SELECTION:
In defiance of the Pegging Act, P.R. Pather, a moderate and one of the main supporters of the Lawrence Committee, chose to occupy his house, which was in a European area. Twice he was sentenced to term of imprisonment or the option of a fine, which was paid by an unknown sympathiser. However, by the end of June, in view of the Pretoria Agreement, he decided to vacate his house, as a "gesture of goodwill" to the government. But, owing to the failure of the authorities to implement the Pretoria Agreement, Pather remained in his house and was in November sentenced to a term of imprisonment.

In March 1944, the government appointed yet another Commission to enquire into matters affecting the Indians in Natal and two Indians, S.R. Naidoo and A.I. Kajee were asked to serve on it. The other members were Justice Broome, W.M. Power, D.G. Shepstone, A.L. Barnes and I. A. de Gruchy.

The radicals rejected it, saying that any Indian who served on it should be branded a traitor. They felt that it flowed from the Pegging Act. On the other hand, the moderates felt that, since the commission was to enquire into the status of the Indians and the franchise question, they should not allow their case to go by default and once more claimed that in the past similar commissions had proved beneficial. Conveniently they forgot the deep divisions caused by the Colonisation Enquiry Commission and by the aftermath of the second Broome Commission.

This question was also hotly disputed at the NIC's first Provincial Conference, where the official resolutions committing the NIC to participate in the work of the commission, won by 111 votes to 60.

PROBLEM REQUIREMENTS:
According to the text on Indians in Natal, why did the moderates favor taking part in the commission appointed in March 1944? Answer in one to three sentences.

MATERIAL SHOWN:
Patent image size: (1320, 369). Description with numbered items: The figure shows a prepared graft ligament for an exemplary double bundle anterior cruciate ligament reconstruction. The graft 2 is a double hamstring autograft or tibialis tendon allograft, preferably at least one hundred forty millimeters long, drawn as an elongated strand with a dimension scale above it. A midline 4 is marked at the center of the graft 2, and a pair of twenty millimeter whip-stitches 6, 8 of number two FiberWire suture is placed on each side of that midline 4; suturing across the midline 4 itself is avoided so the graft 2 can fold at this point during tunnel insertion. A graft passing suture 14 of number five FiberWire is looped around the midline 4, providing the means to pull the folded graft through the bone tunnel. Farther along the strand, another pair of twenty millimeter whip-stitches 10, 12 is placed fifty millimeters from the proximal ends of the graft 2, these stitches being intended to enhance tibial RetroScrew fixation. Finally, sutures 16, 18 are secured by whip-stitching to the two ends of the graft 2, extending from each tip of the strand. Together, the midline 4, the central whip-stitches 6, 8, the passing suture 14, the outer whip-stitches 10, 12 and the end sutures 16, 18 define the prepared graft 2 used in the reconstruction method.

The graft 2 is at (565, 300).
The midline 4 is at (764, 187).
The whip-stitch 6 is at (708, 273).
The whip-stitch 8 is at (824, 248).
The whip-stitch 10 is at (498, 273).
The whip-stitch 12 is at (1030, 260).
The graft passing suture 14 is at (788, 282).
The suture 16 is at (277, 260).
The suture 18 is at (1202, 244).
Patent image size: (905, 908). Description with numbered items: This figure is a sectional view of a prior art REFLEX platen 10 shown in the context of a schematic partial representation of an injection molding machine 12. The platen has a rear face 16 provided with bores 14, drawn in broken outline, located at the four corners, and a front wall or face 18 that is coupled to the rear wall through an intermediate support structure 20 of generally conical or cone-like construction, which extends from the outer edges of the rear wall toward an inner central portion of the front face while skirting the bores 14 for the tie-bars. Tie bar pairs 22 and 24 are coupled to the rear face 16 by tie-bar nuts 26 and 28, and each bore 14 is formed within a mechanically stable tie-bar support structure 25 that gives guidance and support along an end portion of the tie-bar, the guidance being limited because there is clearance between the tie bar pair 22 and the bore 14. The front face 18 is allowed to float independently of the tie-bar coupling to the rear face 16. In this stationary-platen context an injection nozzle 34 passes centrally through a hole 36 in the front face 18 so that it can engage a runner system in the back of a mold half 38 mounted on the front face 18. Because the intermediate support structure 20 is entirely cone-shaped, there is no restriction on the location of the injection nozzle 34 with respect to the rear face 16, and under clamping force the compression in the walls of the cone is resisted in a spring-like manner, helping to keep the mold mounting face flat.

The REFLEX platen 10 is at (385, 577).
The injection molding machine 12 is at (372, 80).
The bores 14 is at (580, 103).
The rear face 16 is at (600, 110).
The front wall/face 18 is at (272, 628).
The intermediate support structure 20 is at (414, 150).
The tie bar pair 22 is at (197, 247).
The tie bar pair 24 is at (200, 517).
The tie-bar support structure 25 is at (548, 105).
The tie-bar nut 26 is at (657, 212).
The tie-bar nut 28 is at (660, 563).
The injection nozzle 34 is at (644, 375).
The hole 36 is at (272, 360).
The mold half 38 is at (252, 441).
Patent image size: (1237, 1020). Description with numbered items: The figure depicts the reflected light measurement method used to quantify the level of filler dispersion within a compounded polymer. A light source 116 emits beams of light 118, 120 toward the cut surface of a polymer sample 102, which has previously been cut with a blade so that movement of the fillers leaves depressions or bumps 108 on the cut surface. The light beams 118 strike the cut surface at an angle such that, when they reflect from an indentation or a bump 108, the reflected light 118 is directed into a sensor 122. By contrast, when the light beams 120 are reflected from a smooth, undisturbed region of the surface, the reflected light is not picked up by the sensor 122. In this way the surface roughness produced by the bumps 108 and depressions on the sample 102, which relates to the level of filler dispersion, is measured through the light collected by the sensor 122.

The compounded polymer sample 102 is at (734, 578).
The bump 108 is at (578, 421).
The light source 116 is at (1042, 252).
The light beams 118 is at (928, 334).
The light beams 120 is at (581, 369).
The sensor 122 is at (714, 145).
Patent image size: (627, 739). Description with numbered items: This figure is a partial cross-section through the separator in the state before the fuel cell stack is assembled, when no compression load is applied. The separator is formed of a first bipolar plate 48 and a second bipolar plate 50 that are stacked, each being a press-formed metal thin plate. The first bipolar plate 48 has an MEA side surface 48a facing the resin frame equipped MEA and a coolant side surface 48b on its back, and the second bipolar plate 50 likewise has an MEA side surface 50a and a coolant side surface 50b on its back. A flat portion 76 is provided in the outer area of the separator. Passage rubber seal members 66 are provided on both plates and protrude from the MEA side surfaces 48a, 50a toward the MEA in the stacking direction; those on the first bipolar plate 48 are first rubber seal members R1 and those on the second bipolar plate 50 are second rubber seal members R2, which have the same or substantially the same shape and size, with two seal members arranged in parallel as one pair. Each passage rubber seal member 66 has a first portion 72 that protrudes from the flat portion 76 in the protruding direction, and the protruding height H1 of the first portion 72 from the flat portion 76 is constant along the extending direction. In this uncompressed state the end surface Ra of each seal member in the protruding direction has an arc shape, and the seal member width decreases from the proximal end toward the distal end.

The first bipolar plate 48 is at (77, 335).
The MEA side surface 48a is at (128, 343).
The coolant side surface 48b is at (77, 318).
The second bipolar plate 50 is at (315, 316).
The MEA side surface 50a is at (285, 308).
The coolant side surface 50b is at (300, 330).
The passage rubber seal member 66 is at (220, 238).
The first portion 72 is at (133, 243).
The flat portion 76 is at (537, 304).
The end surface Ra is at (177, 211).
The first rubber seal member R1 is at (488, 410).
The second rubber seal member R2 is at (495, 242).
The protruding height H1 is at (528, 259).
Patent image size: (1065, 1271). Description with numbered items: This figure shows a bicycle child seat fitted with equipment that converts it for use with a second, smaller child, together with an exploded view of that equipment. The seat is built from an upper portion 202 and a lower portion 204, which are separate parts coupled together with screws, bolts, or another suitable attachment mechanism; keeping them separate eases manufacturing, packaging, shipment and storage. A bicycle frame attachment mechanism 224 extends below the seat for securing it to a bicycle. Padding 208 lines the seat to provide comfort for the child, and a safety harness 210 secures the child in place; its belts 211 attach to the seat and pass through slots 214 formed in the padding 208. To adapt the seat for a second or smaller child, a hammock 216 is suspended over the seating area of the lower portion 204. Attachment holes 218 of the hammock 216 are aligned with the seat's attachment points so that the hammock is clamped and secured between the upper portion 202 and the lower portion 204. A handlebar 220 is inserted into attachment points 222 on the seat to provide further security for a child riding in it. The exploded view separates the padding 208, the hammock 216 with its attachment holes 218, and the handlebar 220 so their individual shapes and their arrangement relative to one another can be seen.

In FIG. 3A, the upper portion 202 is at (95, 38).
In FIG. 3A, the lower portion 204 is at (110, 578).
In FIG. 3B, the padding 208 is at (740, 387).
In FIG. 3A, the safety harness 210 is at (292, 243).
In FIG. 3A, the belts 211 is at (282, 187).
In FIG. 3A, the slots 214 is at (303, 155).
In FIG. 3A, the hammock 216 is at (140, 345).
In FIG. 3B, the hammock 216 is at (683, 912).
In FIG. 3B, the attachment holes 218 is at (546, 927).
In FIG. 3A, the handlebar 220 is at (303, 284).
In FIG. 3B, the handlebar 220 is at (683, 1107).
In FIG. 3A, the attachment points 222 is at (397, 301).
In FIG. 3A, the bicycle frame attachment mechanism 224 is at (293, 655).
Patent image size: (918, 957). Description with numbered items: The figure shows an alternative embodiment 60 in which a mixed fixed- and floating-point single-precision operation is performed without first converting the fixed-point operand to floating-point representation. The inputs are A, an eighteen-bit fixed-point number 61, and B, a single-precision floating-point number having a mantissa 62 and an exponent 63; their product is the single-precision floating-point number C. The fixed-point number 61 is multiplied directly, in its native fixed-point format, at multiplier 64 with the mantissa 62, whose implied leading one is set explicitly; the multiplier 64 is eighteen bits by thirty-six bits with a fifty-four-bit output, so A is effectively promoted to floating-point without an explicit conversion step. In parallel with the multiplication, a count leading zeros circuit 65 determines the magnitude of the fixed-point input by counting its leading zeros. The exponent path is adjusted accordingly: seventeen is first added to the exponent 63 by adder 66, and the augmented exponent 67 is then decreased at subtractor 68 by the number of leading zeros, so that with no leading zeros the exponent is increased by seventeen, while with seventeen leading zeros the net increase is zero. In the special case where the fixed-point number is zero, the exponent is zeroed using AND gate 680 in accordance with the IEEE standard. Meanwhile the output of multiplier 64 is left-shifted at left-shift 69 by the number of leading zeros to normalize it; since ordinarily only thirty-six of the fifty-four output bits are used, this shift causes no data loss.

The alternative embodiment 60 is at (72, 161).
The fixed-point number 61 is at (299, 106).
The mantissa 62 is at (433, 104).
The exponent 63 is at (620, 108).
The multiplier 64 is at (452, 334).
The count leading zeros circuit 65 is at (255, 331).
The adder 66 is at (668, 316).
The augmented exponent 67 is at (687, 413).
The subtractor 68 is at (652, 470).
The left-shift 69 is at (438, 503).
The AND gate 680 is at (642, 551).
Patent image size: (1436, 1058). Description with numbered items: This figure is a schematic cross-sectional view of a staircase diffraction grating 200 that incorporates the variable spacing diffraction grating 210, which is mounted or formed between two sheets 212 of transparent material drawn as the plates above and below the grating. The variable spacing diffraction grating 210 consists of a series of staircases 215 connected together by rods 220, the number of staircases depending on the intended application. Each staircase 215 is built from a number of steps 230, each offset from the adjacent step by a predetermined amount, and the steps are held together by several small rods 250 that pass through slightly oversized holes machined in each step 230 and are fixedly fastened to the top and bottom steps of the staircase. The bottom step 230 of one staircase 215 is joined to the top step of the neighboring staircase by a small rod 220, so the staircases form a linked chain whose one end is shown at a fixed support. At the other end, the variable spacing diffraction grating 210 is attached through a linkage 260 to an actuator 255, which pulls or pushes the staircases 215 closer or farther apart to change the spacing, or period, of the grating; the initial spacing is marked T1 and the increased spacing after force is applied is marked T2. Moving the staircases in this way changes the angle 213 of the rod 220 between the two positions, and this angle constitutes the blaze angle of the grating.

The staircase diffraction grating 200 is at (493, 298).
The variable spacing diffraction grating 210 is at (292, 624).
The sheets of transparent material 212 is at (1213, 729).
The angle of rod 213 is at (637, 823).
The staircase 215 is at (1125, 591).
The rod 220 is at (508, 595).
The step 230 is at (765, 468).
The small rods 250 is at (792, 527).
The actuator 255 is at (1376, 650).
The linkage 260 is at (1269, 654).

EXERCISE RESULT:
The moderates held that, because the commission was to enquire into the status of the Indians and the franchise question, they should not let their case go by default. They also claimed that similar commissions had proved beneficial in the past.